• **EXERCISE DESCRIPTION**: Where does the string "JSON" appear in the records? Copy every line that contains it.
━━ GIVEN ENTRIES
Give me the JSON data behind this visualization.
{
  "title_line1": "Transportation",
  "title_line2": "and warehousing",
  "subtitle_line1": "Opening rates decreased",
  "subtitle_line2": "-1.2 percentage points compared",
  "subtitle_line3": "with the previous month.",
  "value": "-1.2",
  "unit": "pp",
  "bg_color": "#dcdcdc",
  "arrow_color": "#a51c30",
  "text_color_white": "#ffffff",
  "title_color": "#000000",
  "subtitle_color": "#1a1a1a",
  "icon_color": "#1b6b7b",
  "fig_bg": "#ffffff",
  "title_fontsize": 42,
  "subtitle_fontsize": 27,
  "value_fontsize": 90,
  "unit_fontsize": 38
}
━━━━
━━ GIVEN ENTRIES
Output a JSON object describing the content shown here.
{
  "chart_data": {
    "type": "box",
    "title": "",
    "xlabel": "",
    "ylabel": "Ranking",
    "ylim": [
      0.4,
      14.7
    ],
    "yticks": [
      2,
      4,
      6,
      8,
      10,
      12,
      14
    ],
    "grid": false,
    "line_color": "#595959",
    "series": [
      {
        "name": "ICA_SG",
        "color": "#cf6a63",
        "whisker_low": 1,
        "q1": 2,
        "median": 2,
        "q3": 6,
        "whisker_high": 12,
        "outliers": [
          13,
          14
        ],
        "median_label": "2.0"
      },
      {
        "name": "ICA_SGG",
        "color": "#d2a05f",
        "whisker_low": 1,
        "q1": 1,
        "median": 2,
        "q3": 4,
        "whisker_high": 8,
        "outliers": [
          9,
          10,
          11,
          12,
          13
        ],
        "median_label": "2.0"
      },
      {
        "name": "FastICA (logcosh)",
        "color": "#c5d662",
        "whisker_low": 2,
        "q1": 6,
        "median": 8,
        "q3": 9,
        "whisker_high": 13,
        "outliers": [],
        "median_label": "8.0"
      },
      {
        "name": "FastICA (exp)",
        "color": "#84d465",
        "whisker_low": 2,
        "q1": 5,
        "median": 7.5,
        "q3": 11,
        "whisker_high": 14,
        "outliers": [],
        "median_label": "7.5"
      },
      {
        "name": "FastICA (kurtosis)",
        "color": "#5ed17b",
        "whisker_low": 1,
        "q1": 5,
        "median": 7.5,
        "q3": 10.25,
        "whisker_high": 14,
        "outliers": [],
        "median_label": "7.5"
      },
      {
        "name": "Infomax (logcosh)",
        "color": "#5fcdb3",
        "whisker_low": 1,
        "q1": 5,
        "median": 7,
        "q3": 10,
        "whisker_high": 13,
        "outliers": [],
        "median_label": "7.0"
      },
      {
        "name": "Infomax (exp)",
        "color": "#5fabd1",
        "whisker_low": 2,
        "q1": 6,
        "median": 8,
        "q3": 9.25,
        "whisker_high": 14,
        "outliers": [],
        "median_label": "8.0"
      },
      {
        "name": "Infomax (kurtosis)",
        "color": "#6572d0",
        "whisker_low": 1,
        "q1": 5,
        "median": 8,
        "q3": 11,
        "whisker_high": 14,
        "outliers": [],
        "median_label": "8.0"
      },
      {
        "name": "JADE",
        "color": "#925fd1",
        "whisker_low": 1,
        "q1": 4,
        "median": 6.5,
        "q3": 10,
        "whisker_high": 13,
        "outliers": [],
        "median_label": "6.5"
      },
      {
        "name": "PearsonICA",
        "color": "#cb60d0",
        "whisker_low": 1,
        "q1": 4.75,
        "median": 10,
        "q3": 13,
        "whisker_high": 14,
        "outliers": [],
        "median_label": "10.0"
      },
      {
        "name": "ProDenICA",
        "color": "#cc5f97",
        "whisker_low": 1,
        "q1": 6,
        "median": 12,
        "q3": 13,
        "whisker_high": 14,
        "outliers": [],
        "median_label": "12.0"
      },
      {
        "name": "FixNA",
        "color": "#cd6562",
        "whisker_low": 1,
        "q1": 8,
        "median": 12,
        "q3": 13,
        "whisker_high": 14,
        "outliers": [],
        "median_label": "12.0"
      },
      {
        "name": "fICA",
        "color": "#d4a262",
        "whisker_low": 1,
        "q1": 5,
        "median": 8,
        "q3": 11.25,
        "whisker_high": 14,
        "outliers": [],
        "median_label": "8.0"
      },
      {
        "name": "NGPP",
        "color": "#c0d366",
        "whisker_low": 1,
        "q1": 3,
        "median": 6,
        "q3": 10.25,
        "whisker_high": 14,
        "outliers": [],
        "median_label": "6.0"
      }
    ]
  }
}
━━━━
• **RESPONSE TO THE TASK**:
Give me the JSON data behind this visualization.
Output a JSON object describing the content shown here.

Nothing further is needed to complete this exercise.